▸ **Request 1**: Identify each line of the listing below that contains the string "legend", and copy those lines. Case counts.

▸ **Given passage**:
--- Start ---

[llvm] Handle VECREDUCE intrinsics in NVPTX backend (PR #136253)

Mon Apr 21 21:38:37 PDT 2025

================
@@ -2128,6 +2152,194 @@ NVPTXTargetLowering::LowerCONCAT_VECTORS(SDValue Op, SelectionDAG &DAG) const {
   return DAG.getBuildVector(Node->getValueType(0), dl, Ops);
 }
 
+/// A generic routine for constructing a tree reduction on a vector operand.
+/// This method differs from iterative splitting in DAGTypeLegalizer by
+/// progressively grouping elements bottom-up.
+static SDValue BuildTreeReduction(
+    const SmallVector<SDValue> &Elements, EVT EltTy,
+    ArrayRef<std::pair<unsigned /*NodeType*/, unsigned /*NumInputs*/>> Ops,
+    const SDLoc &DL, const SDNodeFlags Flags, SelectionDAG &DAG) {
+  // now build the computation graph in place at each level
+  SmallVector<SDValue> Level = Elements;
+  unsigned OpIdx = 0;
+  while (Level.size() > 1) {
+    const auto [DefaultScalarOp, DefaultGroupSize] = Ops[OpIdx];
+
+    // partially reduce all elements in level
+    SmallVector<SDValue> ReducedLevel;
+    unsigned I = 0, E = Level.size();
+    for (; I + DefaultGroupSize <= E; I += DefaultGroupSize) {
+      // Reduce elements in groups of [DefaultGroupSize], as much as possible.
+      ReducedLevel.push_back(DAG.getNode(
+          DefaultScalarOp, DL, EltTy,
+          ArrayRef<SDValue>(Level).slice(I, DefaultGroupSize), Flags));
+    }
+
+    if (I < E) {
+      if (ReducedLevel.empty()) {
+        // The current operator requires more inputs than there are operands at
+        // this level. Pick a smaller operator and retry.

--- End ---

▸ **Request 2**: Replace "routine" with "procedure" in the NVPTX patch above, and give the passage that begins at the words "[llvm] Handle VECREDUCE" and stops after "a vector operand.".

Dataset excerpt
--- Start ---

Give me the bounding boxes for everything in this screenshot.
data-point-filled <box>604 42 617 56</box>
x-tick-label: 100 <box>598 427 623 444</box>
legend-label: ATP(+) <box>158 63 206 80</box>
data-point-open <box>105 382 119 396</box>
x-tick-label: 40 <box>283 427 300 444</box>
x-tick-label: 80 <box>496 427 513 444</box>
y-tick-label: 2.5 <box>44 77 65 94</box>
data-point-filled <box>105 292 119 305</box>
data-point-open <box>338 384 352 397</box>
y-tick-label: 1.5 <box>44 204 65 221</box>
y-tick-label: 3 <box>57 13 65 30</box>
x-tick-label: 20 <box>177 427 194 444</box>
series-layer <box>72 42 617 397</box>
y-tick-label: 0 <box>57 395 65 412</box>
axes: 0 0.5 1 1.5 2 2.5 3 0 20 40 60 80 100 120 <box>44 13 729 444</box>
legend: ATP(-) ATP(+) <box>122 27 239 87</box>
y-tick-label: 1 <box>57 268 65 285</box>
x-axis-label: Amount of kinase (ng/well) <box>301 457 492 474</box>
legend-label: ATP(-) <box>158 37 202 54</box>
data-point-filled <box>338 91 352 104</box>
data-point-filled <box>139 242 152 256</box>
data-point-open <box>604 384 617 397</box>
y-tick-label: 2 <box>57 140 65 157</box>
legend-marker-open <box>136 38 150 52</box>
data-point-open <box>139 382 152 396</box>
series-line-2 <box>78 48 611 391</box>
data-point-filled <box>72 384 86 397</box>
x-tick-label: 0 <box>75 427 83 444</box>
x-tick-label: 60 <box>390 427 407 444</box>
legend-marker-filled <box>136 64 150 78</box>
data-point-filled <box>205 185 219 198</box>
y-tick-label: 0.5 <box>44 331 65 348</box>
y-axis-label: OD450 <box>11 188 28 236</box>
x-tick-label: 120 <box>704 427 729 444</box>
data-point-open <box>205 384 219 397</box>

--- End ---

▸ **Exercise answer 1**:
legend-label: ATP(+) <box>158 63 206 80</box>
legend: ATP(-) ATP(+) <box>122 27 239 87</box>
legend-label: ATP(-) <box>158 37 202 54</box>
legend-marker-open <box>136 38 150 52</box>
legend-marker-filled <box>136 64 150 78</box>

▸ **Exercise answer 2**:
[llvm] Handle VECREDUCE intrinsics in NVPTX backend (PR #136253)

Mon Apr 21 21:38:37 PDT 2025

================
@@ -2128,6 +2152,194 @@ NVPTXTargetLowering::LowerCONCAT_VECTORS(SDValue Op, SelectionDAG &DAG) const {
   return DAG.getBuildVector(Node->getValueType(0), dl, Ops);
 }
 
+/// A generic procedure for constructing a tree reduction on a vector operand.